> _WRITTEN PROBLEM_
Report every line from the material that contains the word "ecommerce".

> _DATA FOR THE TASK_
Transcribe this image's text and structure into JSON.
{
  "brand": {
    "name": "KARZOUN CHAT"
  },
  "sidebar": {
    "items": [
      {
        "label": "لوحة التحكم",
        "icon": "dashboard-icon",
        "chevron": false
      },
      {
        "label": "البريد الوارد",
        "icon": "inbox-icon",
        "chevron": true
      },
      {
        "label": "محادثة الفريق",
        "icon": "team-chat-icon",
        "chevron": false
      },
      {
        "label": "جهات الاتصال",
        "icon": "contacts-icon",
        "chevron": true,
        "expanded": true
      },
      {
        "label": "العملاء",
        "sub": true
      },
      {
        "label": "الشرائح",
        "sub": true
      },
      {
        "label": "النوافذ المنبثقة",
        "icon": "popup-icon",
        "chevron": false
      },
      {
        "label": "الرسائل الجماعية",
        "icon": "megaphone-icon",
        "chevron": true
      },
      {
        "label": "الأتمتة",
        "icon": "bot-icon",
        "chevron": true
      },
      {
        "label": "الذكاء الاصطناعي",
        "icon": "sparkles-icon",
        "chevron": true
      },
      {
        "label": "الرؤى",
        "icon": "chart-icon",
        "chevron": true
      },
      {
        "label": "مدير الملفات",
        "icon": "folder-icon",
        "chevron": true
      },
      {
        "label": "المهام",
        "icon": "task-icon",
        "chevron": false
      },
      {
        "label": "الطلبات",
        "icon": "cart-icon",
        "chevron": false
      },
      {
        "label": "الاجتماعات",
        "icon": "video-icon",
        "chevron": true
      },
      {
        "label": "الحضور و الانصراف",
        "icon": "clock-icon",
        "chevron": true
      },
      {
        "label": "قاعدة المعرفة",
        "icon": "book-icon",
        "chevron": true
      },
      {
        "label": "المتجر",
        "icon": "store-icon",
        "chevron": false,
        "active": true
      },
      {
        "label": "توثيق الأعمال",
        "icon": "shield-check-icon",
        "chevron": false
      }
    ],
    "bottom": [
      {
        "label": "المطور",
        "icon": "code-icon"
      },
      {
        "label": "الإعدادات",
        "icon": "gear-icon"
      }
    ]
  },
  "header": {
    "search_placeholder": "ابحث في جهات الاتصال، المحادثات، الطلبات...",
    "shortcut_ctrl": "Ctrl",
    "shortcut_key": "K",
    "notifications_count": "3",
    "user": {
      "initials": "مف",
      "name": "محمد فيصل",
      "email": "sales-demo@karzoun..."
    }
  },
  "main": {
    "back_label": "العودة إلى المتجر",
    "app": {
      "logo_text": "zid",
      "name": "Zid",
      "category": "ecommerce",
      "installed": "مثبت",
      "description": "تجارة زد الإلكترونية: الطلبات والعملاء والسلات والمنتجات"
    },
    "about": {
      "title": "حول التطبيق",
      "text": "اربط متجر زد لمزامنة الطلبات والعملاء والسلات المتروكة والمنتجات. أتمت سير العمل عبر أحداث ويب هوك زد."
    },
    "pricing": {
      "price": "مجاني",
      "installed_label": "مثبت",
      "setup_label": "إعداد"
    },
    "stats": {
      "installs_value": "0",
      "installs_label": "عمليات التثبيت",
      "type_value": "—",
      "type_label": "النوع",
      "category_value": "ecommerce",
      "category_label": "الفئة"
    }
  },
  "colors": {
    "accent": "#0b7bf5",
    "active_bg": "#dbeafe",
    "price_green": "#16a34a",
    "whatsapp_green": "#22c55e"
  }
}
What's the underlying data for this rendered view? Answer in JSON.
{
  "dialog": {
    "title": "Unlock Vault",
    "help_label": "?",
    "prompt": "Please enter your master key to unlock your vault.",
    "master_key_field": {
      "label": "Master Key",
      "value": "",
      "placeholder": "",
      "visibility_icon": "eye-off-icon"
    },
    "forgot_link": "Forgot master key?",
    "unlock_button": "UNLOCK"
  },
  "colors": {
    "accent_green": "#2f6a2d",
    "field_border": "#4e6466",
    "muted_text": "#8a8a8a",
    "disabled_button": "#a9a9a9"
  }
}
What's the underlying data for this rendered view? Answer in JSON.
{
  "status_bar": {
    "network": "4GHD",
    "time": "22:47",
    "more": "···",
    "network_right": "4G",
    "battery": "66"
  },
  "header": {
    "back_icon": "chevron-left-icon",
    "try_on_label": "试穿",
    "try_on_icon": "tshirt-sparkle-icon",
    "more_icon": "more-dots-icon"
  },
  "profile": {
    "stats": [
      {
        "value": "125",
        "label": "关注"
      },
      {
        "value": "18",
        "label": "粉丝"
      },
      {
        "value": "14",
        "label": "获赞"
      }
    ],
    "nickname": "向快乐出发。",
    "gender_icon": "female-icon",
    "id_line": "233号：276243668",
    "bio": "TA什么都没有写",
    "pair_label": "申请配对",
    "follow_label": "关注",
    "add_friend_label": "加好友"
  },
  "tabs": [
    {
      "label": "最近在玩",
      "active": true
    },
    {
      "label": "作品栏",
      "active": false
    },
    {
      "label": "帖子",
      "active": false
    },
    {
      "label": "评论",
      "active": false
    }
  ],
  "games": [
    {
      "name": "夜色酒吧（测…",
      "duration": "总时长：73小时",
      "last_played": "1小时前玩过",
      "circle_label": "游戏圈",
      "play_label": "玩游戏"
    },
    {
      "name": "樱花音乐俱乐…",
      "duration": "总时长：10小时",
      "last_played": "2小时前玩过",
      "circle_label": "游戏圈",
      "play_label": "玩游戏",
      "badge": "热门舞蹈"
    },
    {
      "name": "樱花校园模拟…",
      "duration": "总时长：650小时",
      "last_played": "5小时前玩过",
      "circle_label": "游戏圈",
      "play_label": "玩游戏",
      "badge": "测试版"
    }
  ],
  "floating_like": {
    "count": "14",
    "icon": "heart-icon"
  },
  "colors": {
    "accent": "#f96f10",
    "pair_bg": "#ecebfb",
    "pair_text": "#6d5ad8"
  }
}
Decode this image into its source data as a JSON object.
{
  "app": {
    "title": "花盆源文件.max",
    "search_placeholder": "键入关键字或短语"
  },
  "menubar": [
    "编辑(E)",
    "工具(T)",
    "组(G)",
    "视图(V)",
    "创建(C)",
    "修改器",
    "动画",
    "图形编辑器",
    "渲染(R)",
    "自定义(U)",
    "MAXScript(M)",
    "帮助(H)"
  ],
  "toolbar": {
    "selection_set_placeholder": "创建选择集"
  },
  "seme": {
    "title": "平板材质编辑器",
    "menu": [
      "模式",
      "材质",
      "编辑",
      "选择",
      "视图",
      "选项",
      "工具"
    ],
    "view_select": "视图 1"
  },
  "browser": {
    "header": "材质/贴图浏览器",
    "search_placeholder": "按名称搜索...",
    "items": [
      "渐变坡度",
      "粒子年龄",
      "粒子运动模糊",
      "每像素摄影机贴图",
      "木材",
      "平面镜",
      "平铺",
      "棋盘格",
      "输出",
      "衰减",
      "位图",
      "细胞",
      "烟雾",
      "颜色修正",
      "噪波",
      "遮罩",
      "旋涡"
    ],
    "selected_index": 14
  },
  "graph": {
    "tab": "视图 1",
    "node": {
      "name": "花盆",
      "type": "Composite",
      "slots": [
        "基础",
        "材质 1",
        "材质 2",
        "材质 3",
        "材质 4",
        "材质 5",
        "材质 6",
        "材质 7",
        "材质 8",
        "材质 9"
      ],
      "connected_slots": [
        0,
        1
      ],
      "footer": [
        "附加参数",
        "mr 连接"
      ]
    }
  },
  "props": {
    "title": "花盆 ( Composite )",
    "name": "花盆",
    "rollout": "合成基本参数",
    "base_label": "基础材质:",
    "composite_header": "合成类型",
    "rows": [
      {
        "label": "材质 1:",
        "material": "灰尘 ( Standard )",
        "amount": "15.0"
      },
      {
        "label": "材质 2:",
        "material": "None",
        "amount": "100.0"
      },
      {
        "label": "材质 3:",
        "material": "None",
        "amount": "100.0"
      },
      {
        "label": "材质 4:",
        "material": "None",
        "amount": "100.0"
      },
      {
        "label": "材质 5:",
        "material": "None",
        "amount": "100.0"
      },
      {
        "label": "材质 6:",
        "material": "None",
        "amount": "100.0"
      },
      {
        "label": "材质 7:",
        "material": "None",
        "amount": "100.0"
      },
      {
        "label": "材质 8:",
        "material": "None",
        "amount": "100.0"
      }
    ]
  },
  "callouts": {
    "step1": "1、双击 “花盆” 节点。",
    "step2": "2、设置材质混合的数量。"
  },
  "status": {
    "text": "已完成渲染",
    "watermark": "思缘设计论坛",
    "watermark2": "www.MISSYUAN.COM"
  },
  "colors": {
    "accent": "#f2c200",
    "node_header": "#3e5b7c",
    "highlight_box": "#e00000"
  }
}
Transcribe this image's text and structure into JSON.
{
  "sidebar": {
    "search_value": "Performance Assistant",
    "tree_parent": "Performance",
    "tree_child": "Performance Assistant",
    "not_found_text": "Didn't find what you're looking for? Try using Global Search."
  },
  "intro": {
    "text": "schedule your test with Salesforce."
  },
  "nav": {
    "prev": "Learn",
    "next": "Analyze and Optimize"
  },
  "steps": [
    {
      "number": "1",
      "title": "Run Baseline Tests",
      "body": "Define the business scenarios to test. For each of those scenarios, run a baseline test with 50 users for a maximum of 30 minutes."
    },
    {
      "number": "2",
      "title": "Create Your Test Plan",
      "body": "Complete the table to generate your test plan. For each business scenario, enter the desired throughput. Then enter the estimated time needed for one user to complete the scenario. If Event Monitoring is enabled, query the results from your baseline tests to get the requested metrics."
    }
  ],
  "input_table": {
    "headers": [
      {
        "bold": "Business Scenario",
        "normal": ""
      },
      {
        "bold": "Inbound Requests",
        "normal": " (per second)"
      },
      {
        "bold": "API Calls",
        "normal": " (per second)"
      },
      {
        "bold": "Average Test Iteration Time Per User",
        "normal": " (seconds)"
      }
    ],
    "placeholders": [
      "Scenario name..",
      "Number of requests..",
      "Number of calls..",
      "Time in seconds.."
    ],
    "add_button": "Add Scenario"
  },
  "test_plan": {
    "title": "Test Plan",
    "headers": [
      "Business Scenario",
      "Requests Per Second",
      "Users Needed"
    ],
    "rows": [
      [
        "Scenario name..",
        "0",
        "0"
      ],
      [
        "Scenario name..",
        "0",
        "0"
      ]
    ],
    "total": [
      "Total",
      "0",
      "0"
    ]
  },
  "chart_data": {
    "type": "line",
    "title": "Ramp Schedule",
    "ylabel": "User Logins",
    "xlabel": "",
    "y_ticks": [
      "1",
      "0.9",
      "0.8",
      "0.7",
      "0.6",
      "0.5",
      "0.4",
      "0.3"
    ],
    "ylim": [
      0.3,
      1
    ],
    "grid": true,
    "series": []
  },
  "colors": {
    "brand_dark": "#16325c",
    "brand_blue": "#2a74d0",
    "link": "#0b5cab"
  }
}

> _FINAL ANSWER_
      "category": "ecommerce",
      "category_value": "ecommerce",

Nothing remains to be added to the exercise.